***** SUPPLIED MATERIAL *****
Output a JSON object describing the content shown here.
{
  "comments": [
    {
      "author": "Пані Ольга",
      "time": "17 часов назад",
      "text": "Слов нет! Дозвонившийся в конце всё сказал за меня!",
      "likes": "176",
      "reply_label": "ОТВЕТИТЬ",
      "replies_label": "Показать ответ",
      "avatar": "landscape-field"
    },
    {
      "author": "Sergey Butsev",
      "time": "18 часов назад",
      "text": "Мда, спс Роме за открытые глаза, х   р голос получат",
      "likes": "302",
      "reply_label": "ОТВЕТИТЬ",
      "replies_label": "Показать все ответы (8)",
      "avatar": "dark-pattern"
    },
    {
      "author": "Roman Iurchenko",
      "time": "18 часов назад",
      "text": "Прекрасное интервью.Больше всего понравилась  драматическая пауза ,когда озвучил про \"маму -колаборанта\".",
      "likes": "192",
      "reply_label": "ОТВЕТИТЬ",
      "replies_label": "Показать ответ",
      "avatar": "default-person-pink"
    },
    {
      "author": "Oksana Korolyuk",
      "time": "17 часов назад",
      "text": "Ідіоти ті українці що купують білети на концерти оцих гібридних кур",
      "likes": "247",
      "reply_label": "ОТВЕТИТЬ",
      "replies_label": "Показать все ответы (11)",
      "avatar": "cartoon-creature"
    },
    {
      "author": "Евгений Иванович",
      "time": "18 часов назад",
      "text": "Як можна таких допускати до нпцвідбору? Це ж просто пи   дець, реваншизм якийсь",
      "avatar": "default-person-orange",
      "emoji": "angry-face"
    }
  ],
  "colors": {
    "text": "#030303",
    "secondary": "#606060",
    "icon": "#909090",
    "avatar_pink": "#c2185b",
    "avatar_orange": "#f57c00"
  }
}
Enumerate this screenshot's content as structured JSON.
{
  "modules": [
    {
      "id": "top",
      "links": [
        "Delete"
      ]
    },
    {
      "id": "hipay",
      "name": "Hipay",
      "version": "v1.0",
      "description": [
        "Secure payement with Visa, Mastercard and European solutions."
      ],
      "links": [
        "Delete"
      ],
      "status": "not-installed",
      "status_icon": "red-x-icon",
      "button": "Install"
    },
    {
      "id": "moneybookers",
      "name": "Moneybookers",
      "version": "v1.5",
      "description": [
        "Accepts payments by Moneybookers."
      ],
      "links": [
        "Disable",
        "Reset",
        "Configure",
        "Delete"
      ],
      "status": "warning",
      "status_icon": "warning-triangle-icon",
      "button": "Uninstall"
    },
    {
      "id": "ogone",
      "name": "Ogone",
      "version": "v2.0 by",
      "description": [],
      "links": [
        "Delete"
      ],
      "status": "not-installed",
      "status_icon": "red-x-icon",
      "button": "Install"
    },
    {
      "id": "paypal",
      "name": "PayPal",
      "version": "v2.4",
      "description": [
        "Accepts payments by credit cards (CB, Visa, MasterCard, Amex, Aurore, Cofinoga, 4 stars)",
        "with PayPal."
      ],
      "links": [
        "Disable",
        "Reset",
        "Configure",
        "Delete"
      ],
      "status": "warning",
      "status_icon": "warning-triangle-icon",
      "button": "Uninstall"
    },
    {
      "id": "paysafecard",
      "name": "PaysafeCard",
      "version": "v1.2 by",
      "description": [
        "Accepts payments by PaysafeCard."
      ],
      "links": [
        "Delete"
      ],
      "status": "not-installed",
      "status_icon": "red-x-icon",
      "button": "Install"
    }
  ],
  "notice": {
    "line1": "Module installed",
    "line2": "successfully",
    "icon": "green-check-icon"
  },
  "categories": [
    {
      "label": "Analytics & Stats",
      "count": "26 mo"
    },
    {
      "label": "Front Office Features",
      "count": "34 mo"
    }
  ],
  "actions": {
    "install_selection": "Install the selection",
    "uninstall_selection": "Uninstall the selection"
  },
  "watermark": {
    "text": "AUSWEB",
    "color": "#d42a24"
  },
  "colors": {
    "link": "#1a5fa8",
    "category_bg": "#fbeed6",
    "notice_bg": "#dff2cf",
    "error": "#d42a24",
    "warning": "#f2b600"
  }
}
*****
PROBLEM DESCRIPTION. Print the material above once more, exactly.

EXERCISE SOLUTION.
Output a JSON object describing the content shown here.
{
  "comments": [
    {
      "author": "Пані Ольга",
      "time": "17 часов назад",
      "text": "Слов нет! Дозвонившийся в конце всё сказал за меня!",
      "likes": "176",
      "reply_label": "ОТВЕТИТЬ",
      "replies_label": "Показать ответ",
      "avatar": "landscape-field"
    },
    {
      "author": "Sergey Butsev",
      "time": "18 часов назад",
      "text": "Мда, спс Роме за открытые глаза, х   р голос получат",
      "likes": "302",
      "reply_label": "ОТВЕТИТЬ",
      "replies_label": "Показать все ответы (8)",
      "avatar": "dark-pattern"
    },
    {
      "author": "Roman Iurchenko",
      "time": "18 часов назад",
      "text": "Прекрасное интервью.Больше всего понравилась  драматическая пауза ,когда озвучил про \"маму -колаборанта\".",
      "likes": "192",
      "reply_label": "ОТВЕТИТЬ",
      "replies_label": "Показать ответ",
      "avatar": "default-person-pink"
    },
    {
      "author": "Oksana Korolyuk",
      "time": "17 часов назад",
      "text": "Ідіоти ті українці що купують білети на концерти оцих гібридних кур",
      "likes": "247",
      "reply_label": "ОТВЕТИТЬ",
      "replies_label": "Показать все ответы (11)",
      "avatar": "cartoon-creature"
    },
    {
      "author": "Евгений Иванович",
      "time": "18 часов назад",
      "text": "Як можна таких допускати до нпцвідбору? Це ж просто пи   дець, реваншизм якийсь",
      "avatar": "default-person-orange",
      "emoji": "angry-face"
    }
  ],
  "colors": {
    "text": "#030303",
    "secondary": "#606060",
    "icon": "#909090",
    "avatar_pink": "#c2185b",
    "avatar_orange": "#f57c00"
  }
}
Enumerate this screenshot's content as structured JSON.
{
  "modules": [
    {
      "id": "top",
      "links": [
        "Delete"
      ]
    },
    {
      "id": "hipay",
      "name": "Hipay",
      "version": "v1.0",
      "description": [
        "Secure payement with Visa, Mastercard and European solutions."
      ],
      "links": [
        "Delete"
      ],
      "status": "not-installed",
      "status_icon": "red-x-icon",
      "button": "Install"
    },
    {
      "id": "moneybookers",
      "name": "Moneybookers",
      "version": "v1.5",
      "description": [
        "Accepts payments by Moneybookers."
      ],
      "links": [
        "Disable",
        "Reset",
        "Configure",
        "Delete"
      ],
      "status": "warning",
      "status_icon": "warning-triangle-icon",
      "button": "Uninstall"
    },
    {
      "id": "ogone",
      "name": "Ogone",
      "version": "v2.0 by",
      "description": [],
      "links": [
        "Delete"
      ],
      "status": "not-installed",
      "status_icon": "red-x-icon",
      "button": "Install"
    },
    {
      "id": "paypal",
      "name": "PayPal",
      "version": "v2.4",
      "description": [
        "Accepts payments by credit cards (CB, Visa, MasterCard, Amex, Aurore, Cofinoga, 4 stars)",
        "with PayPal."
      ],
      "links": [
        "Disable",
        "Reset",
        "Configure",
        "Delete"
      ],
      "status": "warning",
      "status_icon": "warning-triangle-icon",
      "button": "Uninstall"
    },
    {
      "id": "paysafecard",
      "name": "PaysafeCard",
      "version": "v1.2 by",
      "description": [
        "Accepts payments by PaysafeCard."
      ],
      "links": [
        "Delete"
      ],
      "status": "not-installed",
      "status_icon": "red-x-icon",
      "button": "Install"
    }
  ],
  "notice": {
    "line1": "Module installed",
    "line2": "successfully",
    "icon": "green-check-icon"
  },
  "categories": [
    {
      "label": "Analytics & Stats",
      "count": "26 mo"
    },
    {
      "label": "Front Office Features",
      "count": "34 mo"
    }
  ],
  "actions": {
    "install_selection": "Install the selection",
    "uninstall_selection": "Uninstall the selection"
  },
  "watermark": {
    "text": "AUSWEB",
    "color": "#d42a24"
  },
  "colors": {
    "link": "#1a5fa8",
    "category_bg": "#fbeed6",
    "notice_bg": "#dff2cf",
    "error": "#d42a24",
    "warning": "#f2b600"
  }
}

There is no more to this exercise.